[Start of Records to use]

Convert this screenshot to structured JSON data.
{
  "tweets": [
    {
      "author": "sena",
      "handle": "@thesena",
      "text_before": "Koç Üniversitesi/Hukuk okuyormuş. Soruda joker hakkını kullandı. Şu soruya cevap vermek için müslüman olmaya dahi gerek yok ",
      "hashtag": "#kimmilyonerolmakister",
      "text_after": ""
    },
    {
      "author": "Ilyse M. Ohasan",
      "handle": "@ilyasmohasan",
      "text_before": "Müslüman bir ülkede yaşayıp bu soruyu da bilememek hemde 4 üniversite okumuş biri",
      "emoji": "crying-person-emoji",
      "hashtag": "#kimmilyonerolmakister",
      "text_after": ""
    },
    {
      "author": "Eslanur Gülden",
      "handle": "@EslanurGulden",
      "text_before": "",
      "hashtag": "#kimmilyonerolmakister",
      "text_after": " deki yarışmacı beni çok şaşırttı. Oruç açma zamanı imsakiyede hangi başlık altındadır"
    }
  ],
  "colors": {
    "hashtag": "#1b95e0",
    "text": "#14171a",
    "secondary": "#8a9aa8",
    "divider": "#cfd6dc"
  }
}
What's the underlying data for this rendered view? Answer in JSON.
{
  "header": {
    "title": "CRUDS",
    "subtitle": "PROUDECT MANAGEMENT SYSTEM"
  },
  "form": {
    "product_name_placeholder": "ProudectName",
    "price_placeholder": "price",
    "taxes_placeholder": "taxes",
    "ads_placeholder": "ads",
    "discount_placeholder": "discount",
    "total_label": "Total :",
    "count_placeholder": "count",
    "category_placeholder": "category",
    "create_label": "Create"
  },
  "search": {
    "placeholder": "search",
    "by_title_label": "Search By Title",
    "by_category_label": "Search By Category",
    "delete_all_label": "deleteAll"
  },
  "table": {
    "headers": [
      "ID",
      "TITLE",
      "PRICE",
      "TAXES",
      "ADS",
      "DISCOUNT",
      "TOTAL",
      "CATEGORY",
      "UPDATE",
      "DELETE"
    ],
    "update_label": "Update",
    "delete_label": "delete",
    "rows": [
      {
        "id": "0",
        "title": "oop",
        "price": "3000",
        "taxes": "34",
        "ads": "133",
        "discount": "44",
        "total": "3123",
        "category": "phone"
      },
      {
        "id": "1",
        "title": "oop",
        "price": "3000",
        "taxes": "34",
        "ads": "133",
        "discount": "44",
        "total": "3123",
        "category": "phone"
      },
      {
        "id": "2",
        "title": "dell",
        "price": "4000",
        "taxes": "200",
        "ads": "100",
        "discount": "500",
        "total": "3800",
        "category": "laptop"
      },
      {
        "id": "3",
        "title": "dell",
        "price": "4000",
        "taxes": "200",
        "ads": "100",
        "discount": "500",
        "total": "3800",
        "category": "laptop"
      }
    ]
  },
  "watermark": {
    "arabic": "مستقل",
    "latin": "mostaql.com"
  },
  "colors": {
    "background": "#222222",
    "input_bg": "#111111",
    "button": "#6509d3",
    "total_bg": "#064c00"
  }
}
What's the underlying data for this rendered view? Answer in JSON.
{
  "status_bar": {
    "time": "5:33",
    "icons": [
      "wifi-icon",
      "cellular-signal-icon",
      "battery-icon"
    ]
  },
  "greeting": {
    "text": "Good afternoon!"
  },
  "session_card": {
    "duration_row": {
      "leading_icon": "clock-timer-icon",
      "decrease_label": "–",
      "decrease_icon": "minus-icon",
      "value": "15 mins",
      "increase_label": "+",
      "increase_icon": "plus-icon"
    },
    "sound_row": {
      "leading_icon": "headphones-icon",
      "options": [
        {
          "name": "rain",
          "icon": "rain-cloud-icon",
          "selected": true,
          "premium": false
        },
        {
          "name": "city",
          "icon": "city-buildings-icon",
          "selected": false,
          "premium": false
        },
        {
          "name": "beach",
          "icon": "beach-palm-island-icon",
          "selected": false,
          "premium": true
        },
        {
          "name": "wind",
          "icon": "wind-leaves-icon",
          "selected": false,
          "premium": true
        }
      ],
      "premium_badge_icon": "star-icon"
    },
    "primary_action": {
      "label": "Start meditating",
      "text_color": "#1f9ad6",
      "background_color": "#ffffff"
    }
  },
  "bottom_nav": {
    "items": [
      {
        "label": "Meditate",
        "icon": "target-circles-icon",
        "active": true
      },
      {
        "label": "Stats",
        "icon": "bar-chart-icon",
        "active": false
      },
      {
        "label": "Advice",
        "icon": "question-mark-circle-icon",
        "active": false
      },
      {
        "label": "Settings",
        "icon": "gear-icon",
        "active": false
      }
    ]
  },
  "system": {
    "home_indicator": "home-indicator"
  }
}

[End of Records to use]

Make an exact copy of the data above.

→ **Written answer**:
Convert this screenshot to structured JSON data.
{
  "tweets": [
    {
      "author": "sena",
      "handle": "@thesena",
      "text_before": "Koç Üniversitesi/Hukuk okuyormuş. Soruda joker hakkını kullandı. Şu soruya cevap vermek için müslüman olmaya dahi gerek yok ",
      "hashtag": "#kimmilyonerolmakister",
      "text_after": ""
    },
    {
      "author": "Ilyse M. Ohasan",
      "handle": "@ilyasmohasan",
      "text_before": "Müslüman bir ülkede yaşayıp bu soruyu da bilememek hemde 4 üniversite okumuş biri",
      "emoji": "crying-person-emoji",
      "hashtag": "#kimmilyonerolmakister",
      "text_after": ""
    },
    {
      "author": "Eslanur Gülden",
      "handle": "@EslanurGulden",
      "text_before": "",
      "hashtag": "#kimmilyonerolmakister",
      "text_after": " deki yarışmacı beni çok şaşırttı. Oruç açma zamanı imsakiyede hangi başlık altındadır"
    }
  ],
  "colors": {
    "hashtag": "#1b95e0",
    "text": "#14171a",
    "secondary": "#8a9aa8",
    "divider": "#cfd6dc"
  }
}
What's the underlying data for this rendered view? Answer in JSON.
{
  "header": {
    "title": "CRUDS",
    "subtitle": "PROUDECT MANAGEMENT SYSTEM"
  },
  "form": {
    "product_name_placeholder": "ProudectName",
    "price_placeholder": "price",
    "taxes_placeholder": "taxes",
    "ads_placeholder": "ads",
    "discount_placeholder": "discount",
    "total_label": "Total :",
    "count_placeholder": "count",
    "category_placeholder": "category",
    "create_label": "Create"
  },
  "search": {
    "placeholder": "search",
    "by_title_label": "Search By Title",
    "by_category_label": "Search By Category",
    "delete_all_label": "deleteAll"
  },
  "table": {
    "headers": [
      "ID",
      "TITLE",
      "PRICE",
      "TAXES",
      "ADS",
      "DISCOUNT",
      "TOTAL",
      "CATEGORY",
      "UPDATE",
      "DELETE"
    ],
    "update_label": "Update",
    "delete_label": "delete",
    "rows": [
      {
        "id": "0",
        "title": "oop",
        "price": "3000",
        "taxes": "34",
        "ads": "133",
        "discount": "44",
        "total": "3123",
        "category": "phone"
      },
      {
        "id": "1",
        "title": "oop",
        "price": "3000",
        "taxes": "34",
        "ads": "133",
        "discount": "44",
        "total": "3123",
        "category": "phone"
      },
      {
        "id": "2",
        "title": "dell",
        "price": "4000",
        "taxes": "200",
        "ads": "100",
        "discount": "500",
        "total": "3800",
        "category": "laptop"
      },
      {
        "id": "3",
        "title": "dell",
        "price": "4000",
        "taxes": "200",
        "ads": "100",
        "discount": "500",
        "total": "3800",
        "category": "laptop"
      }
    ]
  },
  "watermark": {
    "arabic": "مستقل",
    "latin": "mostaql.com"
  },
  "colors": {
    "background": "#222222",
    "input_bg": "#111111",
    "button": "#6509d3",
    "total_bg": "#064c00"
  }
}
What's the underlying data for this rendered view? Answer in JSON.
{
  "status_bar": {
    "time": "5:33",
    "icons": [
      "wifi-icon",
      "cellular-signal-icon",
      "battery-icon"
    ]
  },
  "greeting": {
    "text": "Good afternoon!"
  },
  "session_card": {
    "duration_row": {
      "leading_icon": "clock-timer-icon",
      "decrease_label": "–",
      "decrease_icon": "minus-icon",
      "value": "15 mins",
      "increase_label": "+",
      "increase_icon": "plus-icon"
    },
    "sound_row": {
      "leading_icon": "headphones-icon",
      "options": [
        {
          "name": "rain",
          "icon": "rain-cloud-icon",
          "selected": true,
          "premium": false
        },
        {
          "name": "city",
          "icon": "city-buildings-icon",
          "selected": false,
          "premium": false
        },
        {
          "name": "beach",
          "icon": "beach-palm-island-icon",
          "selected": false,
          "premium": true
        },
        {
          "name": "wind",
          "icon": "wind-leaves-icon",
          "selected": false,
          "premium": true
        }
      ],
      "premium_badge_icon": "star-icon"
    },
    "primary_action": {
      "label": "Start meditating",
      "text_color": "#1f9ad6",
      "background_color": "#ffffff"
    }
  },
  "bottom_nav": {
    "items": [
      {
        "label": "Meditate",
        "icon": "target-circles-icon",
        "active": true
      },
      {
        "label": "Stats",
        "icon": "bar-chart-icon",
        "active": false
      },
      {
        "label": "Advice",
        "icon": "question-mark-circle-icon",
        "active": false
      },
      {
        "label": "Settings",
        "icon": "gear-icon",
        "active": false
      }
    ]
  },
  "system": {
    "home_indicator": "home-indicator"
  }
}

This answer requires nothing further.